Given request: Extract every line of the items below and reproduce each one verbatim, in its original order.
___
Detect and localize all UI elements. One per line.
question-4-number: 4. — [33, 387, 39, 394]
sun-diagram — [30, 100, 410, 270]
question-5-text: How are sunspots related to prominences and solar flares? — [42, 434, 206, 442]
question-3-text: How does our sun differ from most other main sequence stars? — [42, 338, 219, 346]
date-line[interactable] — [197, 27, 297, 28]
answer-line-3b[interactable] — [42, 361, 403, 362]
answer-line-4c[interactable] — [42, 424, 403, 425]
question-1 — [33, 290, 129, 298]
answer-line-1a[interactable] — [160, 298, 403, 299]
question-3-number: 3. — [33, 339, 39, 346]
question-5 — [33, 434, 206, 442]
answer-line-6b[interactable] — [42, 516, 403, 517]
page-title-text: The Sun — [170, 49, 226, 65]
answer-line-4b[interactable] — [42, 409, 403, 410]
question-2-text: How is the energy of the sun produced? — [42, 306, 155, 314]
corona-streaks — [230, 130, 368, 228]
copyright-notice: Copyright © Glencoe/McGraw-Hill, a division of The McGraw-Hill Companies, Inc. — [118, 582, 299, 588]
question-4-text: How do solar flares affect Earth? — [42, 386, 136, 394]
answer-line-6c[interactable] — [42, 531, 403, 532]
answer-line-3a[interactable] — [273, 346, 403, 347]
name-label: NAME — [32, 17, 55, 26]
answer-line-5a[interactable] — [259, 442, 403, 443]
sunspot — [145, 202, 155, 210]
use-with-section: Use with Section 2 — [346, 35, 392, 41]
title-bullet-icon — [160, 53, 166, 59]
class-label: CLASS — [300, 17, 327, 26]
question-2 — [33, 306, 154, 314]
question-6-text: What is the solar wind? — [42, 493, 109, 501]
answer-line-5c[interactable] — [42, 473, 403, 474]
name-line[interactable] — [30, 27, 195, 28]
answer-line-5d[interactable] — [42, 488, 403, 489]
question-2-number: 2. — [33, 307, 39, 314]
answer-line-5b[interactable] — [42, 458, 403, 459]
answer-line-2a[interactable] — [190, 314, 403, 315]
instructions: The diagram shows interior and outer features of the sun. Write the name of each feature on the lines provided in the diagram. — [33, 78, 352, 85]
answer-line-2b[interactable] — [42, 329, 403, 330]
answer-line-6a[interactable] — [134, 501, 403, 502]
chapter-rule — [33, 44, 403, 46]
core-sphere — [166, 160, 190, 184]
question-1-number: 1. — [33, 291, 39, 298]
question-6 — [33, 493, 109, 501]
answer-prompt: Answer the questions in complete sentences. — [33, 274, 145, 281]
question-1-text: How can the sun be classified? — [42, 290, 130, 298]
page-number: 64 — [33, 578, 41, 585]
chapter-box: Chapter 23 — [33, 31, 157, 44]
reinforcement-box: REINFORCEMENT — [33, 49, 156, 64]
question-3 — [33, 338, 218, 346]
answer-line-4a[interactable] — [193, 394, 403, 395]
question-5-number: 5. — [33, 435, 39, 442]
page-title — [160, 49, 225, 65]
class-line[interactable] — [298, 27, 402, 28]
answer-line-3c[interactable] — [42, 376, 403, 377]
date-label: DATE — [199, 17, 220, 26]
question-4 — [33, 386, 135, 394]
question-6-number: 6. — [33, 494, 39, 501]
___
Solved exercise:
Detect and localize all UI elements. One per line.
question-4-number: 4. — [33, 387, 39, 394]
sun-diagram — [30, 100, 410, 270]
question-5-text: How are sunspots related to prominences and solar flares? — [42, 434, 206, 442]
question-3-text: How does our sun differ from most other main sequence stars? — [42, 338, 219, 346]
date-line[interactable] — [197, 27, 297, 28]
answer-line-3b[interactable] — [42, 361, 403, 362]
answer-line-4c[interactable] — [42, 424, 403, 425]
question-1 — [33, 290, 129, 298]
answer-line-1a[interactable] — [160, 298, 403, 299]
question-3-number: 3. — [33, 339, 39, 346]
question-5 — [33, 434, 206, 442]
answer-line-6b[interactable] — [42, 516, 403, 517]
page-title-text: The Sun — [170, 49, 226, 65]
answer-line-4b[interactable] — [42, 409, 403, 410]
question-2-text: How is the energy of the sun produced? — [42, 306, 155, 314]
corona-streaks — [230, 130, 368, 228]
copyright-notice: Copyright © Glencoe/McGraw-Hill, a division of The McGraw-Hill Companies, Inc. — [118, 582, 299, 588]
question-4-text: How do solar flares affect Earth? — [42, 386, 136, 394]
answer-line-6c[interactable] — [42, 531, 403, 532]
answer-line-3a[interactable] — [273, 346, 403, 347]
name-label: NAME — [32, 17, 55, 26]
answer-line-5a[interactable] — [259, 442, 403, 443]
sunspot — [145, 202, 155, 210]
use-with-section: Use with Section 2 — [346, 35, 392, 41]
title-bullet-icon — [160, 53, 166, 59]
class-label: CLASS — [300, 17, 327, 26]
question-2 — [33, 306, 154, 314]
question-6-text: What is the solar wind? — [42, 493, 109, 501]
answer-line-5c[interactable] — [42, 473, 403, 474]
name-line[interactable] — [30, 27, 195, 28]
answer-line-5d[interactable] — [42, 488, 403, 489]
question-2-number: 2. — [33, 307, 39, 314]
answer-line-5b[interactable] — [42, 458, 403, 459]
answer-line-2a[interactable] — [190, 314, 403, 315]
instructions: The diagram shows interior and outer features of the sun. Write the name of each feature on the lines provided in the diagram. — [33, 78, 352, 85]
answer-line-2b[interactable] — [42, 329, 403, 330]
answer-line-6a[interactable] — [134, 501, 403, 502]
chapter-rule — [33, 44, 403, 46]
core-sphere — [166, 160, 190, 184]
question-1-number: 1. — [33, 291, 39, 298]
question-6 — [33, 493, 109, 501]
answer-prompt: Answer the questions in complete sentences. — [33, 274, 145, 281]
question-1-text: How can the sun be classified? — [42, 290, 130, 298]
page-number: 64 — [33, 578, 41, 585]
chapter-box: Chapter 23 — [33, 31, 157, 44]
reinforcement-box: REINFORCEMENT — [33, 49, 156, 64]
question-3 — [33, 338, 218, 346]
answer-line-4a[interactable] — [193, 394, 403, 395]
question-5-number: 5. — [33, 435, 39, 442]
page-title — [160, 49, 225, 65]
class-line[interactable] — [298, 27, 402, 28]
answer-line-3c[interactable] — [42, 376, 403, 377]
date-label: DATE — [199, 17, 220, 26]
question-4 — [33, 386, 135, 394]
question-6-number: 6. — [33, 494, 39, 501]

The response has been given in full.